#### SUPPLIED MATERIAL

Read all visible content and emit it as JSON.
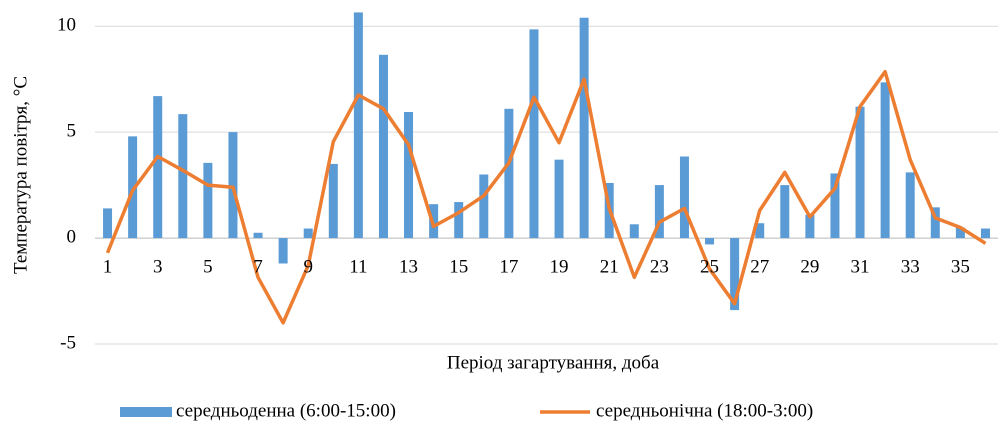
{
  "chart_data": {
    "type": "bar-line",
    "x_label": "Період загартування, доба",
    "y_label": "Температура повітря, °С",
    "categories": [
      1,
      null,
      3,
      null,
      5,
      null,
      7,
      null,
      9,
      null,
      11,
      null,
      13,
      null,
      15,
      null,
      17,
      null,
      19,
      null,
      21,
      null,
      23,
      null,
      25,
      null,
      27,
      null,
      29,
      null,
      31,
      null,
      33,
      null,
      35,
      null
    ],
    "series": [
      {
        "name": "середньоденна (6:00-15:00)",
        "type": "bar",
        "color": "#5b9bd5",
        "values": [
          1.4,
          4.8,
          6.7,
          5.85,
          3.55,
          5.0,
          0.25,
          -1.2,
          0.45,
          3.5,
          10.65,
          8.65,
          5.95,
          1.6,
          1.7,
          3.0,
          6.1,
          9.85,
          3.7,
          10.4,
          2.6,
          0.65,
          2.5,
          3.85,
          -0.3,
          -3.4,
          0.7,
          2.5,
          1.1,
          3.05,
          6.2,
          7.35,
          3.1,
          1.45,
          0.5,
          0.45
        ]
      },
      {
        "name": "середньонічна (18:00-3:00)",
        "type": "line",
        "color": "#ed7d31",
        "values": [
          -0.7,
          2.25,
          3.85,
          3.2,
          2.5,
          2.4,
          -1.85,
          -4.0,
          -1.3,
          4.55,
          6.75,
          6.1,
          4.4,
          0.55,
          1.2,
          2.0,
          3.55,
          6.65,
          4.5,
          7.5,
          1.4,
          -1.85,
          0.75,
          1.4,
          -1.45,
          -3.1,
          1.3,
          3.1,
          1.0,
          2.35,
          6.2,
          7.85,
          3.7,
          0.95,
          0.5,
          -0.25
        ]
      }
    ],
    "ylim": [
      -5,
      11
    ],
    "yticks": [
      -5,
      0,
      5,
      10
    ],
    "grid": true
  }
}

########

= INSTRUCTIONS TO FOLLOW =
Exclude the images, then output the data above word for word.

= ANSWER FOR THIS EXERCISE =
Read all visible content and emit it as JSON.
{
  "chart_data": {
    "type": "bar-line",
    "x_label": "Період загартування, доба",
    "y_label": "Температура повітря, °С",
    "categories": [
      1,
      null,
      3,
      null,
      5,
      null,
      7,
      null,
      9,
      null,
      11,
      null,
      13,
      null,
      15,
      null,
      17,
      null,
      19,
      null,
      21,
      null,
      23,
      null,
      25,
      null,
      27,
      null,
      29,
      null,
      31,
      null,
      33,
      null,
      35,
      null
    ],
    "series": [
      {
        "name": "середньоденна (6:00-15:00)",
        "type": "bar",
        "color": "#5b9bd5",
        "values": [
          1.4,
          4.8,
          6.7,
          5.85,
          3.55,
          5.0,
          0.25,
          -1.2,
          0.45,
          3.5,
          10.65,
          8.65,
          5.95,
          1.6,
          1.7,
          3.0,
          6.1,
          9.85,
          3.7,
          10.4,
          2.6,
          0.65,
          2.5,
          3.85,
          -0.3,
          -3.4,
          0.7,
          2.5,
          1.1,
          3.05,
          6.2,
          7.35,
          3.1,
          1.45,
          0.5,
          0.45
        ]
      },
      {
        "name": "середньонічна (18:00-3:00)",
        "type": "line",
        "color": "#ed7d31",
        "values": [
          -0.7,
          2.25,
          3.85,
          3.2,
          2.5,
          2.4,
          -1.85,
          -4.0,
          -1.3,
          4.55,
          6.75,
          6.1,
          4.4,
          0.55,
          1.2,
          2.0,
          3.55,
          6.65,
          4.5,
          7.5,
          1.4,
          -1.85,
          0.75,
          1.4,
          -1.45,
          -3.1,
          1.3,
          3.1,
          1.0,
          2.35,
          6.2,
          7.85,
          3.7,
          0.95,
          0.5,
          -0.25
        ]
      }
    ],
    "ylim": [
      -5,
      11
    ],
    "yticks": [
      -5,
      0,
      5,
      10
    ],
    "grid": true
  }
}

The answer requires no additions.